Transcribe all the entries word for word, but omit the images.

— begin Information supplied —

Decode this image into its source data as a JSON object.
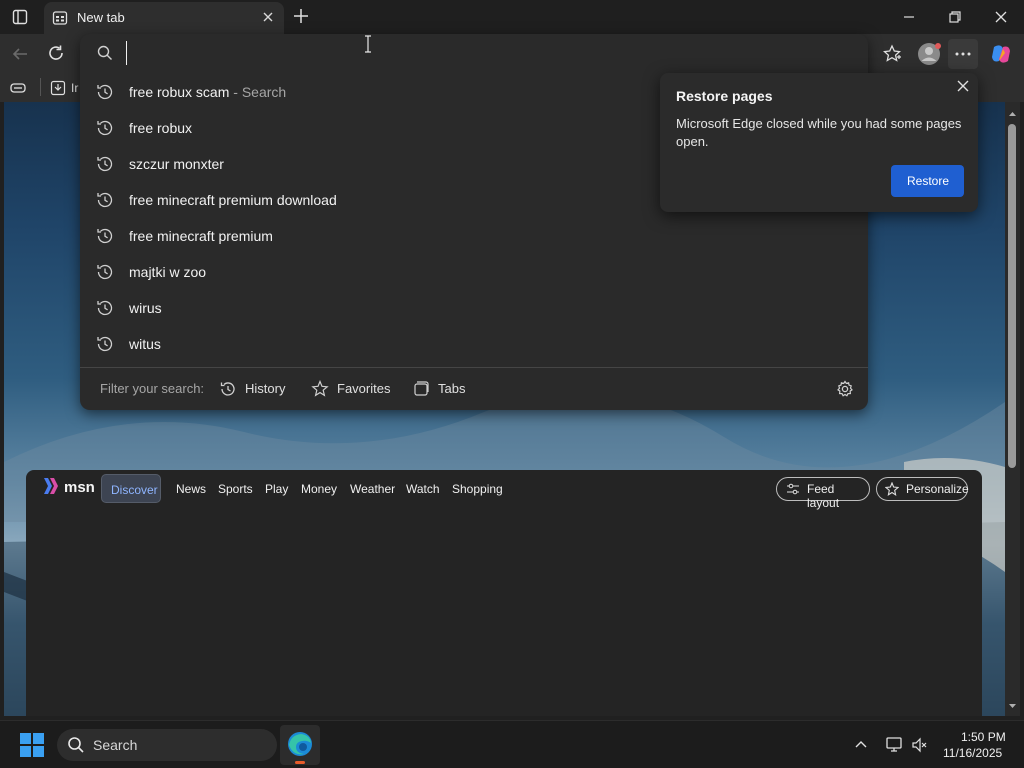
{
  "tab": {
    "title": "New tab"
  },
  "favorites_bar": {
    "first_item_partial": "Ir"
  },
  "address_bar": {
    "value": "",
    "placeholder": ""
  },
  "suggestions": [
    {
      "text": "free robux scam",
      "hint": "- Search"
    },
    {
      "text": "free robux",
      "hint": ""
    },
    {
      "text": "szczur monxter",
      "hint": ""
    },
    {
      "text": "free minecraft premium download",
      "hint": ""
    },
    {
      "text": "free minecraft premium",
      "hint": ""
    },
    {
      "text": "majtki w zoo",
      "hint": ""
    },
    {
      "text": "wirus",
      "hint": ""
    },
    {
      "text": "witus",
      "hint": ""
    }
  ],
  "filter": {
    "label": "Filter your search:",
    "options": [
      "History",
      "Favorites",
      "Tabs"
    ]
  },
  "restore_popup": {
    "title": "Restore pages",
    "body": "Microsoft Edge closed while you had some pages open.",
    "button": "Restore"
  },
  "msn": {
    "logo": "msn",
    "nav": [
      "Discover",
      "News",
      "Sports",
      "Play",
      "Money",
      "Weather",
      "Watch",
      "Shopping"
    ],
    "active": "Discover",
    "feed_layout": "Feed layout",
    "personalize": "Personalize"
  },
  "taskbar": {
    "search_label": "Search",
    "time": "1:50 PM",
    "date": "11/16/2025"
  },
  "colors": {
    "accent_button": "#1f5fd1",
    "panel": "#2a2a2a",
    "taskbar": "#1c1c1c"
  }
}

— end Information supplied —

Exercise response:
Decode this image into its source data as a JSON object.
{
  "tab": {
    "title": "New tab"
  },
  "favorites_bar": {
    "first_item_partial": "Ir"
  },
  "address_bar": {
    "value": "",
    "placeholder": ""
  },
  "suggestions": [
    {
      "text": "free robux scam",
      "hint": "- Search"
    },
    {
      "text": "free robux",
      "hint": ""
    },
    {
      "text": "szczur monxter",
      "hint": ""
    },
    {
      "text": "free minecraft premium download",
      "hint": ""
    },
    {
      "text": "free minecraft premium",
      "hint": ""
    },
    {
      "text": "majtki w zoo",
      "hint": ""
    },
    {
      "text": "wirus",
      "hint": ""
    },
    {
      "text": "witus",
      "hint": ""
    }
  ],
  "filter": {
    "label": "Filter your search:",
    "options": [
      "History",
      "Favorites",
      "Tabs"
    ]
  },
  "restore_popup": {
    "title": "Restore pages",
    "body": "Microsoft Edge closed while you had some pages open.",
    "button": "Restore"
  },
  "msn": {
    "logo": "msn",
    "nav": [
      "Discover",
      "News",
      "Sports",
      "Play",
      "Money",
      "Weather",
      "Watch",
      "Shopping"
    ],
    "active": "Discover",
    "feed_layout": "Feed layout",
    "personalize": "Personalize"
  },
  "taskbar": {
    "search_label": "Search",
    "time": "1:50 PM",
    "date": "11/16/2025"
  },
  "colors": {
    "accent_button": "#1f5fd1",
    "panel": "#2a2a2a",
    "taskbar": "#1c1c1c"
  }
}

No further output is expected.